### SUPPLIED DATA ###

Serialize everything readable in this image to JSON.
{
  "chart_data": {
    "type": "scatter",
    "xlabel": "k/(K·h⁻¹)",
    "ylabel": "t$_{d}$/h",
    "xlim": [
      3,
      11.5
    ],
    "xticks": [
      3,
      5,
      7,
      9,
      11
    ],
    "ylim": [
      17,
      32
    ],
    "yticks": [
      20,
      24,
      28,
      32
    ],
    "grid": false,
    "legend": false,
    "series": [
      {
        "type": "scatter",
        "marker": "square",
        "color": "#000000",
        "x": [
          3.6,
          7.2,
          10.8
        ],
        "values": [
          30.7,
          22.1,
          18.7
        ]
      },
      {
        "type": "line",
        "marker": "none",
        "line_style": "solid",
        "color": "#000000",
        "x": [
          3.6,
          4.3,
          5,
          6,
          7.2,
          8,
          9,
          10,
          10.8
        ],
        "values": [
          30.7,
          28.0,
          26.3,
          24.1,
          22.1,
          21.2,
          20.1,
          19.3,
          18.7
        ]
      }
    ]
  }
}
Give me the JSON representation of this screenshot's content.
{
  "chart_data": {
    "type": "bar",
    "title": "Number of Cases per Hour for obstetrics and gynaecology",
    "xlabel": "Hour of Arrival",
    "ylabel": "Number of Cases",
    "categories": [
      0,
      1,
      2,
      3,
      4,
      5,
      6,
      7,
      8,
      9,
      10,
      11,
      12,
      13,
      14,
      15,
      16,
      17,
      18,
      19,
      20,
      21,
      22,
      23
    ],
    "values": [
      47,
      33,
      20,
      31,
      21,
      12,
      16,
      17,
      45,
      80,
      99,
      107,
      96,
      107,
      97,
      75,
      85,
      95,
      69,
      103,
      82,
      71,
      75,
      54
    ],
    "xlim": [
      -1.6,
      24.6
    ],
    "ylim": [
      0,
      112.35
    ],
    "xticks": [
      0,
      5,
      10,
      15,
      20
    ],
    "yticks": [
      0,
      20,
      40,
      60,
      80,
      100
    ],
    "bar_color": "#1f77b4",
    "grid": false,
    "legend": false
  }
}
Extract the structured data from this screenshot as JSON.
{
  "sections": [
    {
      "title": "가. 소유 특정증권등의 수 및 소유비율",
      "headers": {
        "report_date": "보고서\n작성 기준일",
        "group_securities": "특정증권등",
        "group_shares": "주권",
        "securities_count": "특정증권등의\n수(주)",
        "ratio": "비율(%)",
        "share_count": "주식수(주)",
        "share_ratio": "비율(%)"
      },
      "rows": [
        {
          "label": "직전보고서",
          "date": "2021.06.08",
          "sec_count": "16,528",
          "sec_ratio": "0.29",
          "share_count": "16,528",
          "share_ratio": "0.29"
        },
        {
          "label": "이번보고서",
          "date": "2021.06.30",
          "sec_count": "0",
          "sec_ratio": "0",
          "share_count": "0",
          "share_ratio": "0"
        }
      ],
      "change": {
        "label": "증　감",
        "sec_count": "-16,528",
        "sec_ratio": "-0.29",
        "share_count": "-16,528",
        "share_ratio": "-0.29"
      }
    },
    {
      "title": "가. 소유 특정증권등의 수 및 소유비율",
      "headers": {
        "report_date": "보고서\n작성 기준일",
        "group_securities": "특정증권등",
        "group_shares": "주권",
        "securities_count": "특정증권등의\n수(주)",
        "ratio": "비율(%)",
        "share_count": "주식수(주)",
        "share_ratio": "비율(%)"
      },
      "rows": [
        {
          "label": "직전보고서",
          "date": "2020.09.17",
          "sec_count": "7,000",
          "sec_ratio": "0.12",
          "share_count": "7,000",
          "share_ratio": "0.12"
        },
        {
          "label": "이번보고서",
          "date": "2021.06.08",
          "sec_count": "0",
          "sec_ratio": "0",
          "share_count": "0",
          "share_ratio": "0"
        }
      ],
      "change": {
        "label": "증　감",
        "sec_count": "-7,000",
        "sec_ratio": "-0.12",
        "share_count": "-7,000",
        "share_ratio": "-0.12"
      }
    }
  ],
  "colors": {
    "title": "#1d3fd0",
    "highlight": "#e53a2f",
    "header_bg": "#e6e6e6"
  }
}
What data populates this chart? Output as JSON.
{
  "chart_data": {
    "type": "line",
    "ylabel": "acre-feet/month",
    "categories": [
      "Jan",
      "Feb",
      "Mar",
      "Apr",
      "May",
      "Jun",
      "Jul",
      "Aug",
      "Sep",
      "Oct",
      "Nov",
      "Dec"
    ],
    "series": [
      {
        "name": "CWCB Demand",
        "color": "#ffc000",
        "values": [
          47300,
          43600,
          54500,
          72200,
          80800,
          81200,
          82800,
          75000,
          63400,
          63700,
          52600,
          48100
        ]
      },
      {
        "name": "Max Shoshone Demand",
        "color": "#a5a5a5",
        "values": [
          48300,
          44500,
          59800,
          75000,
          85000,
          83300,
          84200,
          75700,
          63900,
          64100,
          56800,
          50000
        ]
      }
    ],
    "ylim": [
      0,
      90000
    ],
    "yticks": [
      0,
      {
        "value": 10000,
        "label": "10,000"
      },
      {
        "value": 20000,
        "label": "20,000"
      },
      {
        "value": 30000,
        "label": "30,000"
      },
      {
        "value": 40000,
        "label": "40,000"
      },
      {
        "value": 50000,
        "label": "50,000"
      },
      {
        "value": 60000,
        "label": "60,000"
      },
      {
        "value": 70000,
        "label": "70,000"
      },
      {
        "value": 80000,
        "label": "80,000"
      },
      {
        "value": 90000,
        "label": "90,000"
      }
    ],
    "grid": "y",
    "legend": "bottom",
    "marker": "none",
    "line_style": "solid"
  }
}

###

Reproduce the full set of records precisely.

▶ **ANSWER TO THE PROBLEM**
Serialize everything readable in this image to JSON.
{
  "chart_data": {
    "type": "scatter",
    "xlabel": "k/(K·h⁻¹)",
    "ylabel": "t$_{d}$/h",
    "xlim": [
      3,
      11.5
    ],
    "xticks": [
      3,
      5,
      7,
      9,
      11
    ],
    "ylim": [
      17,
      32
    ],
    "yticks": [
      20,
      24,
      28,
      32
    ],
    "grid": false,
    "legend": false,
    "series": [
      {
        "type": "scatter",
        "marker": "square",
        "color": "#000000",
        "x": [
          3.6,
          7.2,
          10.8
        ],
        "values": [
          30.7,
          22.1,
          18.7
        ]
      },
      {
        "type": "line",
        "marker": "none",
        "line_style": "solid",
        "color": "#000000",
        "x": [
          3.6,
          4.3,
          5,
          6,
          7.2,
          8,
          9,
          10,
          10.8
        ],
        "values": [
          30.7,
          28.0,
          26.3,
          24.1,
          22.1,
          21.2,
          20.1,
          19.3,
          18.7
        ]
      }
    ]
  }
}
Give me the JSON representation of this screenshot's content.
{
  "chart_data": {
    "type": "bar",
    "title": "Number of Cases per Hour for obstetrics and gynaecology",
    "xlabel": "Hour of Arrival",
    "ylabel": "Number of Cases",
    "categories": [
      0,
      1,
      2,
      3,
      4,
      5,
      6,
      7,
      8,
      9,
      10,
      11,
      12,
      13,
      14,
      15,
      16,
      17,
      18,
      19,
      20,
      21,
      22,
      23
    ],
    "values": [
      47,
      33,
      20,
      31,
      21,
      12,
      16,
      17,
      45,
      80,
      99,
      107,
      96,
      107,
      97,
      75,
      85,
      95,
      69,
      103,
      82,
      71,
      75,
      54
    ],
    "xlim": [
      -1.6,
      24.6
    ],
    "ylim": [
      0,
      112.35
    ],
    "xticks": [
      0,
      5,
      10,
      15,
      20
    ],
    "yticks": [
      0,
      20,
      40,
      60,
      80,
      100
    ],
    "bar_color": "#1f77b4",
    "grid": false,
    "legend": false
  }
}
Extract the structured data from this screenshot as JSON.
{
  "sections": [
    {
      "title": "가. 소유 특정증권등의 수 및 소유비율",
      "headers": {
        "report_date": "보고서\n작성 기준일",
        "group_securities": "특정증권등",
        "group_shares": "주권",
        "securities_count": "특정증권등의\n수(주)",
        "ratio": "비율(%)",
        "share_count": "주식수(주)",
        "share_ratio": "비율(%)"
      },
      "rows": [
        {
          "label": "직전보고서",
          "date": "2021.06.08",
          "sec_count": "16,528",
          "sec_ratio": "0.29",
          "share_count": "16,528",
          "share_ratio": "0.29"
        },
        {
          "label": "이번보고서",
          "date": "2021.06.30",
          "sec_count": "0",
          "sec_ratio": "0",
          "share_count": "0",
          "share_ratio": "0"
        }
      ],
      "change": {
        "label": "증　감",
        "sec_count": "-16,528",
        "sec_ratio": "-0.29",
        "share_count": "-16,528",
        "share_ratio": "-0.29"
      }
    },
    {
      "title": "가. 소유 특정증권등의 수 및 소유비율",
      "headers": {
        "report_date": "보고서\n작성 기준일",
        "group_securities": "특정증권등",
        "group_shares": "주권",
        "securities_count": "특정증권등의\n수(주)",
        "ratio": "비율(%)",
        "share_count": "주식수(주)",
        "share_ratio": "비율(%)"
      },
      "rows": [
        {
          "label": "직전보고서",
          "date": "2020.09.17",
          "sec_count": "7,000",
          "sec_ratio": "0.12",
          "share_count": "7,000",
          "share_ratio": "0.12"
        },
        {
          "label": "이번보고서",
          "date": "2021.06.08",
          "sec_count": "0",
          "sec_ratio": "0",
          "share_count": "0",
          "share_ratio": "0"
        }
      ],
      "change": {
        "label": "증　감",
        "sec_count": "-7,000",
        "sec_ratio": "-0.12",
        "share_count": "-7,000",
        "share_ratio": "-0.12"
      }
    }
  ],
  "colors": {
    "title": "#1d3fd0",
    "highlight": "#e53a2f",
    "header_bg": "#e6e6e6"
  }
}
What data populates this chart? Output as JSON.
{
  "chart_data": {
    "type": "line",
    "ylabel": "acre-feet/month",
    "categories": [
      "Jan",
      "Feb",
      "Mar",
      "Apr",
      "May",
      "Jun",
      "Jul",
      "Aug",
      "Sep",
      "Oct",
      "Nov",
      "Dec"
    ],
    "series": [
      {
        "name": "CWCB Demand",
        "color": "#ffc000",
        "values": [
          47300,
          43600,
          54500,
          72200,
          80800,
          81200,
          82800,
          75000,
          63400,
          63700,
          52600,
          48100
        ]
      },
      {
        "name": "Max Shoshone Demand",
        "color": "#a5a5a5",
        "values": [
          48300,
          44500,
          59800,
          75000,
          85000,
          83300,
          84200,
          75700,
          63900,
          64100,
          56800,
          50000
        ]
      }
    ],
    "ylim": [
      0,
      90000
    ],
    "yticks": [
      0,
      {
        "value": 10000,
        "label": "10,000"
      },
      {
        "value": 20000,
        "label": "20,000"
      },
      {
        "value": 30000,
        "label": "30,000"
      },
      {
        "value": 40000,
        "label": "40,000"
      },
      {
        "value": 50000,
        "label": "50,000"
      },
      {
        "value": 60000,
        "label": "60,000"
      },
      {
        "value": 70000,
        "label": "70,000"
      },
      {
        "value": 80000,
        "label": "80,000"
      },
      {
        "value": 90000,
        "label": "90,000"
      }
    ],
    "grid": "y",
    "legend": "bottom",
    "marker": "none",
    "line_style": "solid"
  }
}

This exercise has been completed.